Exercise requirements:
**1)** Reproduce the thesis record on Budapest's cultural spaces from "CEU Electronic Theses" up to and including "the European Union.".
**2)** According to the thesis record on Budapest's cultural spaces, in what year did the place nicknamed 'The Palace of Arts' appear?

Selected passage:
CEU eTD Collection (2016); Veres, Judit Emese: Places of Culture From Cultural Institutions to Culture-led Urban Development in Budapest

CEU Electronic Theses and Dissertations, 2016
Author Veres, Judit Emese
Title Places of Culture From Cultural Institutions to Culture-led Urban Development in Budapest
Summary The thesis elucidates the emergence and trajectory of four urban cultural spaces in Budapest. Within a span of a mere decade a series of cultural places, under such nicknames as ‘Transformer‘ (1998), ‘Pothole‘ (2002), ‘The Palace of Arts‘(2005) and the ‘Whale‘ (2008-2012) appear in Budapest. A former industrial electric transformer house, an earlier socialist bus-station, hitherto socialist railway shunting yards, and turn-of-the-century warehouses are revamped into novel cultural spaces indexing a structural shift from a socialist, industrial city to a service-oriented metropolis in the European Union.

Excerpted records:
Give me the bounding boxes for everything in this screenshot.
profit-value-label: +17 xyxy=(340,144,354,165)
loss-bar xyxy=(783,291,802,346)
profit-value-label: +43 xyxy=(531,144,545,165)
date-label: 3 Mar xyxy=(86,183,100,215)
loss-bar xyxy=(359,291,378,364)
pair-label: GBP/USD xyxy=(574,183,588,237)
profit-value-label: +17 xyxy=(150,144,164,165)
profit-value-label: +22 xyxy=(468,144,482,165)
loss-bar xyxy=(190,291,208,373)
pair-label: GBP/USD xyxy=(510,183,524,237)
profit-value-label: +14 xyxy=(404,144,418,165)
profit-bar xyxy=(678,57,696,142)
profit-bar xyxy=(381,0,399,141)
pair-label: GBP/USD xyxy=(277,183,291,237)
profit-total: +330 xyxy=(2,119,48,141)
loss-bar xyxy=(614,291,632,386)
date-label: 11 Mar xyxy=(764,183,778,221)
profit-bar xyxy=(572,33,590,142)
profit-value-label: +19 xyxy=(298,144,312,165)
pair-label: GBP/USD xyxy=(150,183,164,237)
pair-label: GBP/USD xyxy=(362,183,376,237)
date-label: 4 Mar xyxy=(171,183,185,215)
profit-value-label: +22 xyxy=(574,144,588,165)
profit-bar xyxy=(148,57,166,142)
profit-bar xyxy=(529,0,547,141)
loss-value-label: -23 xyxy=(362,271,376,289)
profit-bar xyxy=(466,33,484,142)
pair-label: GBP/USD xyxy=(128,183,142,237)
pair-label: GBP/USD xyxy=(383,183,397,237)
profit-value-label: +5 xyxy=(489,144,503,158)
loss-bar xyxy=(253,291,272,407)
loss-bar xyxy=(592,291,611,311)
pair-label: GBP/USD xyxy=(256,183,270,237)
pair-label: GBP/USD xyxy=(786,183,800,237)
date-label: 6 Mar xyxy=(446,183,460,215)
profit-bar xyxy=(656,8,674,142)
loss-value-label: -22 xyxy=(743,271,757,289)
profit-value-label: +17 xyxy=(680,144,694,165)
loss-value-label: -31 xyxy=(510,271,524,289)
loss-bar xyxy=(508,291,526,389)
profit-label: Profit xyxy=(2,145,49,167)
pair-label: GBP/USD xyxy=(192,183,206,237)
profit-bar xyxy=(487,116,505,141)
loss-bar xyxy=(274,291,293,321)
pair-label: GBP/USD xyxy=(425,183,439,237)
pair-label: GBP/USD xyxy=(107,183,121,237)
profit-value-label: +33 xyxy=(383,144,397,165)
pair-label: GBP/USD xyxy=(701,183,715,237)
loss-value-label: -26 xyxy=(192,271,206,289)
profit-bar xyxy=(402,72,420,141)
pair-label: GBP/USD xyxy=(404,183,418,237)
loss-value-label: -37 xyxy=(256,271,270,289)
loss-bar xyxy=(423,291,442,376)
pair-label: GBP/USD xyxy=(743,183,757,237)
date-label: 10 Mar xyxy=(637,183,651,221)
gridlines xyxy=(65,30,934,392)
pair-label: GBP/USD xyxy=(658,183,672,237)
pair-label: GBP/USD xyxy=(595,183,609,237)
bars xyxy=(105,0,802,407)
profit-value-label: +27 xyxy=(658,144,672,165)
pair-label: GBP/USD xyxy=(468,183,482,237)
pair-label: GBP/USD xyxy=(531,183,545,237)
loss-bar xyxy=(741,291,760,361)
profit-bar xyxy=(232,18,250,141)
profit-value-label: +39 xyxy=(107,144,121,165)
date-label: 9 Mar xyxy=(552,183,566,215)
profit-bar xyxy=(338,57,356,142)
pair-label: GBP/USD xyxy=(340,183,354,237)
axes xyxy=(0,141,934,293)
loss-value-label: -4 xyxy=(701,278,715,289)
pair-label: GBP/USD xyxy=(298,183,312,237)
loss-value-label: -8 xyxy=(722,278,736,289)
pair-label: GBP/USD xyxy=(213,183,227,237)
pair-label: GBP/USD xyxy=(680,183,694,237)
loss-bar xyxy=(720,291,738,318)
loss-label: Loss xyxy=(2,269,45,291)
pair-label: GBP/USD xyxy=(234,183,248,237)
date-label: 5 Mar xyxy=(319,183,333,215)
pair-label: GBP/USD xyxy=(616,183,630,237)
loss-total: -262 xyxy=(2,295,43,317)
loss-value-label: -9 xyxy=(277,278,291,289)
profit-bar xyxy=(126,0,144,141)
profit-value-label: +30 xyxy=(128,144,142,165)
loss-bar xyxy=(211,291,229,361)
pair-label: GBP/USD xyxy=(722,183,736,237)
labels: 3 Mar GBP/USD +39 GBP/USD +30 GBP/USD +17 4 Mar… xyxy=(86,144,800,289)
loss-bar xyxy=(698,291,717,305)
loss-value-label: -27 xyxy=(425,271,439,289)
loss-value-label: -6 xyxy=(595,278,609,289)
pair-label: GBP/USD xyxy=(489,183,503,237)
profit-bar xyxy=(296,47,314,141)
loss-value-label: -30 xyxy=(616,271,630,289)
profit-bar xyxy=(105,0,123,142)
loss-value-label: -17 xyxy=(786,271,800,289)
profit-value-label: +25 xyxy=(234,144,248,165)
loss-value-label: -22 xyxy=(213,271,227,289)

Response list:
**1)**
CEU Electronic Theses and Dissertations, 2016
Author Veres, Judit Emese
Title Places of Culture From Cultural Institutions to Culture-led Urban Development in Budapest
Summary The thesis elucidates the emergence and trajectory of four urban cultural spaces in Budapest. Within a span of a mere decade a series of cultural places, under such nicknames as ‘Transformer‘ (1998), ‘Pothole‘ (2002), ‘The Palace of Arts‘(2005) and the ‘Whale‘ (2008-2012) appear in Budapest. A former industrial electric transformer house, an earlier socialist bus-station, hitherto socialist railway shunting yards, and turn-of-the-century warehouses are revamped into novel cultural spaces indexing a structural shift from a socialist, industrial city to a service-oriented metropolis in the European Union.

**2)** 2005